#### EXERCISE PROMPT:
Examine the records and identify each line that includes the string "Limită". Copy those lines.

#### GIVEN INFORMATION:
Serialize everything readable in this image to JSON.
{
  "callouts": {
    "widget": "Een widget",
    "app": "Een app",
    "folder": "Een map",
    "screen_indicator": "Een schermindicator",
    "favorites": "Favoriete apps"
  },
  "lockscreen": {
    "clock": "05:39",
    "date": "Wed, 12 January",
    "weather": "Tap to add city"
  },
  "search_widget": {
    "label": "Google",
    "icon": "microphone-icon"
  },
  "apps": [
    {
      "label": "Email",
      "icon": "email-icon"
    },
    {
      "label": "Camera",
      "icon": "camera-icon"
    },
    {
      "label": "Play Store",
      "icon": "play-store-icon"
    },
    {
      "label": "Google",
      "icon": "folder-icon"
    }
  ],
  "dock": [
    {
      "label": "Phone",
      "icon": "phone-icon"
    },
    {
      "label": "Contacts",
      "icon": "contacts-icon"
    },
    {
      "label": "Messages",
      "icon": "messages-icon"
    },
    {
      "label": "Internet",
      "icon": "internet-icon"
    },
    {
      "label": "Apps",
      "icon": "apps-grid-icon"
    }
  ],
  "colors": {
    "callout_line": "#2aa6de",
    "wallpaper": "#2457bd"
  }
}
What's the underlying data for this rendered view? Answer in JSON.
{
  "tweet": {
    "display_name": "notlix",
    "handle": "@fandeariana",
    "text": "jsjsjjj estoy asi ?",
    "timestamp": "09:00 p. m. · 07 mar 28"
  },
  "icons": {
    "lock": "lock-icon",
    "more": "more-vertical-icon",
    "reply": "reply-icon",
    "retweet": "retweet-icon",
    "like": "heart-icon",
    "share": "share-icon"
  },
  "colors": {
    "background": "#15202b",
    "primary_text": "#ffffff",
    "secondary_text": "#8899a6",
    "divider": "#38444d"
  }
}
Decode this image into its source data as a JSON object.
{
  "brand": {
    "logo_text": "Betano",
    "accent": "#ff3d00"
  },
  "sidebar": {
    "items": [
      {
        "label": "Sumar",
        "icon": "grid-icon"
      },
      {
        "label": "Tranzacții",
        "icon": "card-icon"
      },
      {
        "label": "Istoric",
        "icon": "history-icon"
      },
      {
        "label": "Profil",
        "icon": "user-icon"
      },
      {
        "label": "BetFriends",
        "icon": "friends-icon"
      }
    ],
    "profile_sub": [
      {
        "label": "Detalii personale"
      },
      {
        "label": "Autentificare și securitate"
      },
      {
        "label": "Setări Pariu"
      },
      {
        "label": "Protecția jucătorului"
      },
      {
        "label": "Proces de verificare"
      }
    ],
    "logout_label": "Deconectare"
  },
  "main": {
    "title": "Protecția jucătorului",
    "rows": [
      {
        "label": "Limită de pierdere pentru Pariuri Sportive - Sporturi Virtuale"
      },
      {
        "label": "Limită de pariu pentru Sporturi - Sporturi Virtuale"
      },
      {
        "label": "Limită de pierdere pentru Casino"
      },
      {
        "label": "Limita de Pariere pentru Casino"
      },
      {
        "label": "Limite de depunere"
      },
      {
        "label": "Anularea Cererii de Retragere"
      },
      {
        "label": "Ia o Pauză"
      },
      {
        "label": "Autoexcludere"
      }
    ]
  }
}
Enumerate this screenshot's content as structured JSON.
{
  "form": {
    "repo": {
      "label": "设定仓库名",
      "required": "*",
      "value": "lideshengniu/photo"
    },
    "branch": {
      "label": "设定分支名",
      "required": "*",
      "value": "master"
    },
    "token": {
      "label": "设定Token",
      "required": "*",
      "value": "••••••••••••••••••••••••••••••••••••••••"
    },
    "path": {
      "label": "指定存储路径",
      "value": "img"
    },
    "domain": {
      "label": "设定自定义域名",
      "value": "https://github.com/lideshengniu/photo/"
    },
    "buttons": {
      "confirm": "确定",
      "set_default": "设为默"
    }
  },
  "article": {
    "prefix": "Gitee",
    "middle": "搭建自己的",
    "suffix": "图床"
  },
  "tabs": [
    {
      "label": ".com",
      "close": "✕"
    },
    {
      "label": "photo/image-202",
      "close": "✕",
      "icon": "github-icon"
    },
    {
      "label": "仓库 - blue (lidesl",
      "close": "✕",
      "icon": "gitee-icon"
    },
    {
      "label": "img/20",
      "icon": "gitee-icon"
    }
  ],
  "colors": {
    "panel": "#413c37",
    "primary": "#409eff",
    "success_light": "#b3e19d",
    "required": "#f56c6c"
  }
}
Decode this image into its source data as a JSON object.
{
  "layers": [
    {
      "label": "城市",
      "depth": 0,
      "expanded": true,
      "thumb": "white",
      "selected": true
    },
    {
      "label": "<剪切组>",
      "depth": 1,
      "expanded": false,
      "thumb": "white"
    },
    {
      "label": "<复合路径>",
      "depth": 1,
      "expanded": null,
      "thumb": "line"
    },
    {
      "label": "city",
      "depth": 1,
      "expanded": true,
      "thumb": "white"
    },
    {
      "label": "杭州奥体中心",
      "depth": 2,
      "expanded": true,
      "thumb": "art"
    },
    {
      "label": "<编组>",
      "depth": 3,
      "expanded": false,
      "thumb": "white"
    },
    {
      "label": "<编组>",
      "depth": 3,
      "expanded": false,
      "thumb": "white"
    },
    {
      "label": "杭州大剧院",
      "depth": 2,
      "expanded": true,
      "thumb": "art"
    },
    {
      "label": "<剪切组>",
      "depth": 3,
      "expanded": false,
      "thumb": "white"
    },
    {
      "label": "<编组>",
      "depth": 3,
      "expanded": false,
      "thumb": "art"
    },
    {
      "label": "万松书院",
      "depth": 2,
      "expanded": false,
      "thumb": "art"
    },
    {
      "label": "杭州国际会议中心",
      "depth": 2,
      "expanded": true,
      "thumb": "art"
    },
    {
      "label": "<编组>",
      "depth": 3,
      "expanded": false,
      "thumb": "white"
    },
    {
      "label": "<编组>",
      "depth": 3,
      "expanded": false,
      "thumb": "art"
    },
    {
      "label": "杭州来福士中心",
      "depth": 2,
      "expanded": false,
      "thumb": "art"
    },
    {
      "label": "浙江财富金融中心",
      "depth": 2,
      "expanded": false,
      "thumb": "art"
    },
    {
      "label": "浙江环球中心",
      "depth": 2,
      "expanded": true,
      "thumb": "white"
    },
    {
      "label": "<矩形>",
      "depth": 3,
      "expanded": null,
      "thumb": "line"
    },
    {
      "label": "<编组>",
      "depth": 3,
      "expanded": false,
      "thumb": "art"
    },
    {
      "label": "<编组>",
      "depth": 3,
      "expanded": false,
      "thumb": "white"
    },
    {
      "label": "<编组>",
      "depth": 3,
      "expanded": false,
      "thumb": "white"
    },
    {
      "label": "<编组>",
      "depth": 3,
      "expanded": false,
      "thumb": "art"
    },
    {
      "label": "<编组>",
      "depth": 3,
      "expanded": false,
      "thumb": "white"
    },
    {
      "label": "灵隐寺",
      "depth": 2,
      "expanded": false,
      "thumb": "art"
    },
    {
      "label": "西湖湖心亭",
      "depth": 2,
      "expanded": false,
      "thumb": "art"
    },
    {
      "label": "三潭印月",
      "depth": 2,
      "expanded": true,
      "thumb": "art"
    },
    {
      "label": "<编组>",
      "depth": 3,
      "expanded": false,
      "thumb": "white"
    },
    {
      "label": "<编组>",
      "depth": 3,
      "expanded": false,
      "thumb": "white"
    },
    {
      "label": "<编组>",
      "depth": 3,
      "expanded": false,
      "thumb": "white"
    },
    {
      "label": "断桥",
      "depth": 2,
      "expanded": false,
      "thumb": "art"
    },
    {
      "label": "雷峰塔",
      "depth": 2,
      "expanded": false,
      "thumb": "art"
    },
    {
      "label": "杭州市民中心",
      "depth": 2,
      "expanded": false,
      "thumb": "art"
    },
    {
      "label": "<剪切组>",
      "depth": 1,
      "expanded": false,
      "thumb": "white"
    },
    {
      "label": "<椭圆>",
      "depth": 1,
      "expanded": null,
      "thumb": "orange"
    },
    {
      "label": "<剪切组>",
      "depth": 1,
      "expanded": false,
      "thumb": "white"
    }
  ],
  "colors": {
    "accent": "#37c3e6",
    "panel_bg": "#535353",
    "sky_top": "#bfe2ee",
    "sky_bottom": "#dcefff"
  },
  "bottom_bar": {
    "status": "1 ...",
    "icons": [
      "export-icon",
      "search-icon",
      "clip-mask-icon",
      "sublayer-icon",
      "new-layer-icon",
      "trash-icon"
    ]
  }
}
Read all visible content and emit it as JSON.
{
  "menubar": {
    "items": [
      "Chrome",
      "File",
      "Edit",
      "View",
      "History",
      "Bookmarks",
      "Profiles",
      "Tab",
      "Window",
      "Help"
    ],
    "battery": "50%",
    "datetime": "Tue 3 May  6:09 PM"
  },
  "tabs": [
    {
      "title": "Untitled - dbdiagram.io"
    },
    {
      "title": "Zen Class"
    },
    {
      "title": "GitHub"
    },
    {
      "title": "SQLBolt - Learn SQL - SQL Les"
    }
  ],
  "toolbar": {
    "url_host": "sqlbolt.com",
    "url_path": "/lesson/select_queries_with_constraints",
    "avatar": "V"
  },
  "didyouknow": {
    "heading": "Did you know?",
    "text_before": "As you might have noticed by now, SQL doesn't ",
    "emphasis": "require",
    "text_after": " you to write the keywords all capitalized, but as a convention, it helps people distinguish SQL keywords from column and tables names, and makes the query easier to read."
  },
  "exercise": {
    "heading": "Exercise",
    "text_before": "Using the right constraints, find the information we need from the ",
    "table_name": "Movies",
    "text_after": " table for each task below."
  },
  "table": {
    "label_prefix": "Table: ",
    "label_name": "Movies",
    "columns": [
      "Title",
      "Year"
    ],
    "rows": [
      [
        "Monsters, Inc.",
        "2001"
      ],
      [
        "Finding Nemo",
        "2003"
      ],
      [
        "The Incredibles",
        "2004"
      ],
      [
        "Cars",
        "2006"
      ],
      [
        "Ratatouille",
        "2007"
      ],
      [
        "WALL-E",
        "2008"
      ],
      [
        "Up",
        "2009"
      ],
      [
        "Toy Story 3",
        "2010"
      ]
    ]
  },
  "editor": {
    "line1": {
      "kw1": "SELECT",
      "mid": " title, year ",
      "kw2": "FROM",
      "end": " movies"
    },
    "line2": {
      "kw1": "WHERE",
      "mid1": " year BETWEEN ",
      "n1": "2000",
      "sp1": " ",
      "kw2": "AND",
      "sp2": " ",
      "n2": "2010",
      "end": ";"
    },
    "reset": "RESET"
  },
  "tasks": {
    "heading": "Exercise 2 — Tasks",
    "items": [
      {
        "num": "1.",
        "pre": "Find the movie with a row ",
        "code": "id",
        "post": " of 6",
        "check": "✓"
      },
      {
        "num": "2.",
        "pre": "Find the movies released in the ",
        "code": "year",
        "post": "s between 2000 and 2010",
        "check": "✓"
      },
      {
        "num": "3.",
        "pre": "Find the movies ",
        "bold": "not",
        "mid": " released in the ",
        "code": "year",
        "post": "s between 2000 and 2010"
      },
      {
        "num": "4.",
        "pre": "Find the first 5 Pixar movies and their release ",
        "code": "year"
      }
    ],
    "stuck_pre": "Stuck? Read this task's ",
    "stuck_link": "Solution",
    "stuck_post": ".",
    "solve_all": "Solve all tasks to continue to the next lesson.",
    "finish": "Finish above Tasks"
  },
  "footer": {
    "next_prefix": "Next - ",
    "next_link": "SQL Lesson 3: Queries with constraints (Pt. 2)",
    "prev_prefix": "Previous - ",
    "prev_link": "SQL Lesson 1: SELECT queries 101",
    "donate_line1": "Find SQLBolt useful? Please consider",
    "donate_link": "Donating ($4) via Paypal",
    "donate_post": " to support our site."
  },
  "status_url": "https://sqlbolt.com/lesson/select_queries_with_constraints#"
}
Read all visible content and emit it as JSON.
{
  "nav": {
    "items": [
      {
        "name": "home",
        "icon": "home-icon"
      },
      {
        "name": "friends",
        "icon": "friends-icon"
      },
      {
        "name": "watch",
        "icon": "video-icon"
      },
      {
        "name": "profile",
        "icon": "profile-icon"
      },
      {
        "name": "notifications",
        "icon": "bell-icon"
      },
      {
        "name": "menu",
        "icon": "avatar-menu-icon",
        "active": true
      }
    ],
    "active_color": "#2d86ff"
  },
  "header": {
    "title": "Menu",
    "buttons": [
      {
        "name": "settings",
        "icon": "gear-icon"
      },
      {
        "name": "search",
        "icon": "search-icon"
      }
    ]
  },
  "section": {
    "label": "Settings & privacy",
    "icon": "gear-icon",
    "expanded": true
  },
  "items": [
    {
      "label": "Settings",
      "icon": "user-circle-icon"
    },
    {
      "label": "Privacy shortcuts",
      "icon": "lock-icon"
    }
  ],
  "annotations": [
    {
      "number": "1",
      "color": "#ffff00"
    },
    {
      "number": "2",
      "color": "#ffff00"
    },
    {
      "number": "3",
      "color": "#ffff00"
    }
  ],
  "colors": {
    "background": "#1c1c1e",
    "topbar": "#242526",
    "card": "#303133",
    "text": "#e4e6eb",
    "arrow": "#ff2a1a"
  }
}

#### PROBLEM SOLUTION:
        "label": "Limită de pierdere pentru Pariuri Sportive - Sporturi Virtuale"
        "label": "Limită de pariu pentru Sporturi - Sporturi Virtuale"
        "label": "Limită de pierdere pentru Casino"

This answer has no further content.